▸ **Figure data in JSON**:
»»
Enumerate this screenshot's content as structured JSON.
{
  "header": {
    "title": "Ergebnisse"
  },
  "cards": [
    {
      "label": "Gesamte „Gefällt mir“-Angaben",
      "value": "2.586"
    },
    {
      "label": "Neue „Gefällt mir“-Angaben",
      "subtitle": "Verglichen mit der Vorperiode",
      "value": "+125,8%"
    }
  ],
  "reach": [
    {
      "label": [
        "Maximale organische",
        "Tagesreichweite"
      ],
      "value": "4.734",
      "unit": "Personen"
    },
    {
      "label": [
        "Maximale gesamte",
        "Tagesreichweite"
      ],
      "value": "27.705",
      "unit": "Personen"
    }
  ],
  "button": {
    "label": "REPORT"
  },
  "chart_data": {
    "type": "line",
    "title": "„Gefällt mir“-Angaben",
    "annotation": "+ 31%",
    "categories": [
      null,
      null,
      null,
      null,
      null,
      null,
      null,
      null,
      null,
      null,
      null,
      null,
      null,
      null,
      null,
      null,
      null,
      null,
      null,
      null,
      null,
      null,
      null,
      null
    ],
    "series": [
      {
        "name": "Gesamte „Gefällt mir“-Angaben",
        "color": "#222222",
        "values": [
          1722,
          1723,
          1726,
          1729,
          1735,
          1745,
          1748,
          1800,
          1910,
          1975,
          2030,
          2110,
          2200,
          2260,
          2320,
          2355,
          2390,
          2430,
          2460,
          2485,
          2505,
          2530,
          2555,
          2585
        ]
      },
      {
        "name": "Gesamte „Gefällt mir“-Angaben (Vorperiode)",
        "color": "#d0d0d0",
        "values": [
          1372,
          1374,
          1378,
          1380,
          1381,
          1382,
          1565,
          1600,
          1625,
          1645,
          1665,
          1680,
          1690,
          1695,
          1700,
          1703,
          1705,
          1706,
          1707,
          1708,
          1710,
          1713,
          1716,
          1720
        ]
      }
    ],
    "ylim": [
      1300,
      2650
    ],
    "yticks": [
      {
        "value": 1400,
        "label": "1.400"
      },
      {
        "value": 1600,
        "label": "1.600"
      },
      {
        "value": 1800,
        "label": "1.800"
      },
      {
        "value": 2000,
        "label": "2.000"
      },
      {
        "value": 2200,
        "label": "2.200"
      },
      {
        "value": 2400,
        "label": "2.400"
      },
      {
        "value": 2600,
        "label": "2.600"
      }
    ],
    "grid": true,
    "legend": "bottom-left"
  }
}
««
▸ **Requirements**:
Send back all of the entries exactly, with nothing missing.

▸ **Output for this exercise**:
Enumerate this screenshot's content as structured JSON.
{
  "header": {
    "title": "Ergebnisse"
  },
  "cards": [
    {
      "label": "Gesamte „Gefällt mir“-Angaben",
      "value": "2.586"
    },
    {
      "label": "Neue „Gefällt mir“-Angaben",
      "subtitle": "Verglichen mit der Vorperiode",
      "value": "+125,8%"
    }
  ],
  "reach": [
    {
      "label": [
        "Maximale organische",
        "Tagesreichweite"
      ],
      "value": "4.734",
      "unit": "Personen"
    },
    {
      "label": [
        "Maximale gesamte",
        "Tagesreichweite"
      ],
      "value": "27.705",
      "unit": "Personen"
    }
  ],
  "button": {
    "label": "REPORT"
  },
  "chart_data": {
    "type": "line",
    "title": "„Gefällt mir“-Angaben",
    "annotation": "+ 31%",
    "categories": [
      null,
      null,
      null,
      null,
      null,
      null,
      null,
      null,
      null,
      null,
      null,
      null,
      null,
      null,
      null,
      null,
      null,
      null,
      null,
      null,
      null,
      null,
      null,
      null
    ],
    "series": [
      {
        "name": "Gesamte „Gefällt mir“-Angaben",
        "color": "#222222",
        "values": [
          1722,
          1723,
          1726,
          1729,
          1735,
          1745,
          1748,
          1800,
          1910,
          1975,
          2030,
          2110,
          2200,
          2260,
          2320,
          2355,
          2390,
          2430,
          2460,
          2485,
          2505,
          2530,
          2555,
          2585
        ]
      },
      {
        "name": "Gesamte „Gefällt mir“-Angaben (Vorperiode)",
        "color": "#d0d0d0",
        "values": [
          1372,
          1374,
          1378,
          1380,
          1381,
          1382,
          1565,
          1600,
          1625,
          1645,
          1665,
          1680,
          1690,
          1695,
          1700,
          1703,
          1705,
          1706,
          1707,
          1708,
          1710,
          1713,
          1716,
          1720
        ]
      }
    ],
    "ylim": [
      1300,
      2650
    ],
    "yticks": [
      {
        "value": 1400,
        "label": "1.400"
      },
      {
        "value": 1600,
        "label": "1.600"
      },
      {
        "value": 1800,
        "label": "1.800"
      },
      {
        "value": 2000,
        "label": "2.000"
      },
      {
        "value": 2200,
        "label": "2.200"
      },
      {
        "value": 2400,
        "label": "2.400"
      },
      {
        "value": 2600,
        "label": "2.600"
      }
    ],
    "grid": true,
    "legend": "bottom-left"
  }
}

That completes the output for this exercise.